Give the lines again exactly, from the one holding "Convert this screenshot" to the last line of the listing below, both ends included and nothing added.
═════ DATASET EXTRACT
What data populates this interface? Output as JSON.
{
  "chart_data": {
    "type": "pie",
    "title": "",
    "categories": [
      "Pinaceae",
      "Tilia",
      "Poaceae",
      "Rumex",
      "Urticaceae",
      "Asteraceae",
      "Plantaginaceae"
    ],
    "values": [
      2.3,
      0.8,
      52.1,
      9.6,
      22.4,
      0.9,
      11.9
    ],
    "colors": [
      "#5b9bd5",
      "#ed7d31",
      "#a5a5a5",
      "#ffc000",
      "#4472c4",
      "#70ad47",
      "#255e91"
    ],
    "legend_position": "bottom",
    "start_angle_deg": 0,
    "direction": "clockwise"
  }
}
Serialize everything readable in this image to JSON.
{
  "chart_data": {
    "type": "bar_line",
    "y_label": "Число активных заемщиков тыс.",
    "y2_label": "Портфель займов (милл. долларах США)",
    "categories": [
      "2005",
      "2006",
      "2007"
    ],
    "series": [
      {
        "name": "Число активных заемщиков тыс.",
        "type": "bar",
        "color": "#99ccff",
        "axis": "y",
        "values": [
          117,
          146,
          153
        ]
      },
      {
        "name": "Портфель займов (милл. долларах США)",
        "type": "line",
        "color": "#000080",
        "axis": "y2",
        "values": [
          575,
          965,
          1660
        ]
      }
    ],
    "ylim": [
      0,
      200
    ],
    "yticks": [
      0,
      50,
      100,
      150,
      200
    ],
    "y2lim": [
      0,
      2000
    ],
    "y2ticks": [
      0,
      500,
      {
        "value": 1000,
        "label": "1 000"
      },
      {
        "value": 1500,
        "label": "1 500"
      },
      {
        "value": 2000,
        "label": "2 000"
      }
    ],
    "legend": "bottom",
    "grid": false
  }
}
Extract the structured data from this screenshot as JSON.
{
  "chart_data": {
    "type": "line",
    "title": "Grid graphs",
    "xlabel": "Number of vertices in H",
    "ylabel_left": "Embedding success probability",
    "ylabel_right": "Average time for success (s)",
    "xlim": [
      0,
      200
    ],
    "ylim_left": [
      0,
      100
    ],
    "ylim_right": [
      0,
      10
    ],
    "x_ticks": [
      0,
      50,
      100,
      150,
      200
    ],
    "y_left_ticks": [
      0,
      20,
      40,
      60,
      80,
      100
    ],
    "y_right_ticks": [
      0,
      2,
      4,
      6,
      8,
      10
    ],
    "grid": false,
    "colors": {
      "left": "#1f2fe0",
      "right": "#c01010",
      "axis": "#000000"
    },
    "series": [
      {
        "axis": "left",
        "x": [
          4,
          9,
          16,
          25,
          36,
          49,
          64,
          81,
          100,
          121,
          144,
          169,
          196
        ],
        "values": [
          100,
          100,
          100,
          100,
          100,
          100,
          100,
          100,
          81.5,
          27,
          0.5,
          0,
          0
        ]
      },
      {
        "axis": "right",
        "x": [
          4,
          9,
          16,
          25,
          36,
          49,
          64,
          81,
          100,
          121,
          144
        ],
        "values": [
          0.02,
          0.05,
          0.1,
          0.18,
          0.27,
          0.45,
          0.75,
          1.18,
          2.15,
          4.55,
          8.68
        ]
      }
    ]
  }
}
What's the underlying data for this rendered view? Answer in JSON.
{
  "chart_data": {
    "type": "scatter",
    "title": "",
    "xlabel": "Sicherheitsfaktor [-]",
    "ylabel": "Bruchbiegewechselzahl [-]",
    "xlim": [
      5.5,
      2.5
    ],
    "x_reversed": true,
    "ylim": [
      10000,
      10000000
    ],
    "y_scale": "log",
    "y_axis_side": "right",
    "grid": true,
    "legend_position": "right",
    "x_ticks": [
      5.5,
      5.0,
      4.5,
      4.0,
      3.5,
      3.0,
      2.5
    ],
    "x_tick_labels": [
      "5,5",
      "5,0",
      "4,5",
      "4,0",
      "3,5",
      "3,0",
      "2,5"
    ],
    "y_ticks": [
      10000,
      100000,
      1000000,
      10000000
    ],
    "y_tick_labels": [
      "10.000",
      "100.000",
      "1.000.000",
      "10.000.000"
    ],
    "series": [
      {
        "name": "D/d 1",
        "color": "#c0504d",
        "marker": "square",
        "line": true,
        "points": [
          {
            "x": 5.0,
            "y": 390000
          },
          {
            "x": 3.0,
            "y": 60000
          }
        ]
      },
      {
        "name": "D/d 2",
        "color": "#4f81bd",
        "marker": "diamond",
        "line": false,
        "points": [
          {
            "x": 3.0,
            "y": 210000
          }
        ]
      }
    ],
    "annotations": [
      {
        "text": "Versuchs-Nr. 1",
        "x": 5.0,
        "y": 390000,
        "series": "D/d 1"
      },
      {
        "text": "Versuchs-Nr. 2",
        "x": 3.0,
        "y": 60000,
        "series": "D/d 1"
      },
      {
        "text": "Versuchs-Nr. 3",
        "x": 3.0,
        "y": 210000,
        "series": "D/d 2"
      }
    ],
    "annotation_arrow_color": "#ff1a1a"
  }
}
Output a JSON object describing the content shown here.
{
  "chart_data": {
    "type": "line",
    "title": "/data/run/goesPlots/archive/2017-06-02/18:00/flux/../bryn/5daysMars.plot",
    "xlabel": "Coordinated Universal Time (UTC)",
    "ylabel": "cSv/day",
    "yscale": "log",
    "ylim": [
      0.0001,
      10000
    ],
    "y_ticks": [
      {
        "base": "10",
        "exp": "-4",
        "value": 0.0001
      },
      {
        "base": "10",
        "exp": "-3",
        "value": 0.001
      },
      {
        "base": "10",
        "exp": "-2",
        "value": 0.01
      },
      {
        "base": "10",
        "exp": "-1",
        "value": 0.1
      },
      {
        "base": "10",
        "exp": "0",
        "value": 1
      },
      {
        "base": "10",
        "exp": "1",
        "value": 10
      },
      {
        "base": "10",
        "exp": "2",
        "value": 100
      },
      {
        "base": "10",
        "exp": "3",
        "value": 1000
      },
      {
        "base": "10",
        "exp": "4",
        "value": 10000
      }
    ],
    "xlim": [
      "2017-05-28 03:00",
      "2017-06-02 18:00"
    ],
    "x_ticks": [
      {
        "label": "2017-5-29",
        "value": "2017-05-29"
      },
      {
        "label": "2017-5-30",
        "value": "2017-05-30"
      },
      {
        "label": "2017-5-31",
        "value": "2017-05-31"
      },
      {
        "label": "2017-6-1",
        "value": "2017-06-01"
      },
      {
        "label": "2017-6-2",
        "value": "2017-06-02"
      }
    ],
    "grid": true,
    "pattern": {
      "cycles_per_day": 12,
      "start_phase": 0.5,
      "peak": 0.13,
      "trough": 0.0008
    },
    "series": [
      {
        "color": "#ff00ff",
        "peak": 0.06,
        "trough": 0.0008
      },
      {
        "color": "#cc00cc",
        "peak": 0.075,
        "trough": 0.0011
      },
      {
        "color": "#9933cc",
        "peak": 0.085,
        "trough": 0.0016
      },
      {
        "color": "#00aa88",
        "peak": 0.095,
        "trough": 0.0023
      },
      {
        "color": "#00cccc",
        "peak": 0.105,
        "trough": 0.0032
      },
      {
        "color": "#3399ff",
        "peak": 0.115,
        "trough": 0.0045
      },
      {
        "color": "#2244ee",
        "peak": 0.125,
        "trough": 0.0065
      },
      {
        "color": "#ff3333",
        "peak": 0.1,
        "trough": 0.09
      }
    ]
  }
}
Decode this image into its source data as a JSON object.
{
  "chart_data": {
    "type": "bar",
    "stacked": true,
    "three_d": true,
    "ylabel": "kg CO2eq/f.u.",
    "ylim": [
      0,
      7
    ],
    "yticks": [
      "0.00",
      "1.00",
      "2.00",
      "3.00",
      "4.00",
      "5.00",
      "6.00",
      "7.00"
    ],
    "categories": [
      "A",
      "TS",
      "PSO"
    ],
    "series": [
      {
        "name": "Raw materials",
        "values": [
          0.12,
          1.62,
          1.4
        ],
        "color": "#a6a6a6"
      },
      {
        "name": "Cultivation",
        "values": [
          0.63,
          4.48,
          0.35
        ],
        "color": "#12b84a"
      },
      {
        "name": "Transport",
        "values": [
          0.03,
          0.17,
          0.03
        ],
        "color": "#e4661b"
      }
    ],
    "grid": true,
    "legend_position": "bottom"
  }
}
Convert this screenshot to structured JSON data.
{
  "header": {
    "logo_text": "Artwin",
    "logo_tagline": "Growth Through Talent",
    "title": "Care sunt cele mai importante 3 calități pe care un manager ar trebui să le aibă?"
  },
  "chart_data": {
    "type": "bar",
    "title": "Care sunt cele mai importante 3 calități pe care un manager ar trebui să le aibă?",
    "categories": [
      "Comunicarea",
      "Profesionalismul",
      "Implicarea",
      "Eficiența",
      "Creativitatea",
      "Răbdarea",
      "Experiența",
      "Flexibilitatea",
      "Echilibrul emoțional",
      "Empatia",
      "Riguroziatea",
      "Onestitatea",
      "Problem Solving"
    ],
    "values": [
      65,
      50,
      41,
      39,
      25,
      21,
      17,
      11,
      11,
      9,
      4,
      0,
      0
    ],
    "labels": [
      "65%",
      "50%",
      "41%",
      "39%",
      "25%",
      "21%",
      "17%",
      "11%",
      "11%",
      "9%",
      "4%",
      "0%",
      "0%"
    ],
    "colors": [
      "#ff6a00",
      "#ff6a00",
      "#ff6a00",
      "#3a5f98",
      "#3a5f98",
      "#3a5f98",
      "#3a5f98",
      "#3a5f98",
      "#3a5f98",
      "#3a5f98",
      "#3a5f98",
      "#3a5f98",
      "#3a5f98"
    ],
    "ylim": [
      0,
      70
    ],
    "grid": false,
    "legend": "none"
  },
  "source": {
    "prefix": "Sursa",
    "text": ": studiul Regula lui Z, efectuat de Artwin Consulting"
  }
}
══════════
## RESULT FOR THIS EXERCISE
Convert this screenshot to structured JSON data.
{
  "header": {
    "logo_text": "Artwin",
    "logo_tagline": "Growth Through Talent",
    "title": "Care sunt cele mai importante 3 calități pe care un manager ar trebui să le aibă?"
  },
  "chart_data": {
    "type": "bar",
    "title": "Care sunt cele mai importante 3 calități pe care un manager ar trebui să le aibă?",
    "categories": [
      "Comunicarea",
      "Profesionalismul",
      "Implicarea",
      "Eficiența",
      "Creativitatea",
      "Răbdarea",
      "Experiența",
      "Flexibilitatea",
      "Echilibrul emoțional",
      "Empatia",
      "Riguroziatea",
      "Onestitatea",
      "Problem Solving"
    ],
    "values": [
      65,
      50,
      41,
      39,
      25,
      21,
      17,
      11,
      11,
      9,
      4,
      0,
      0
    ],
    "labels": [
      "65%",
      "50%",
      "41%",
      "39%",
      "25%",
      "21%",
      "17%",
      "11%",
      "11%",
      "9%",
      "4%",
      "0%",
      "0%"
    ],
    "colors": [
      "#ff6a00",
      "#ff6a00",
      "#ff6a00",
      "#3a5f98",
      "#3a5f98",
      "#3a5f98",
      "#3a5f98",
      "#3a5f98",
      "#3a5f98",
      "#3a5f98",
      "#3a5f98",
      "#3a5f98",
      "#3a5f98"
    ],
    "ylim": [
      0,
      70
    ],
    "grid": false,
    "legend": "none"
  },
  "source": {
    "prefix": "Sursa",
    "text": ": studiul Regula lui Z, efectuat de Artwin Consulting"
  }
}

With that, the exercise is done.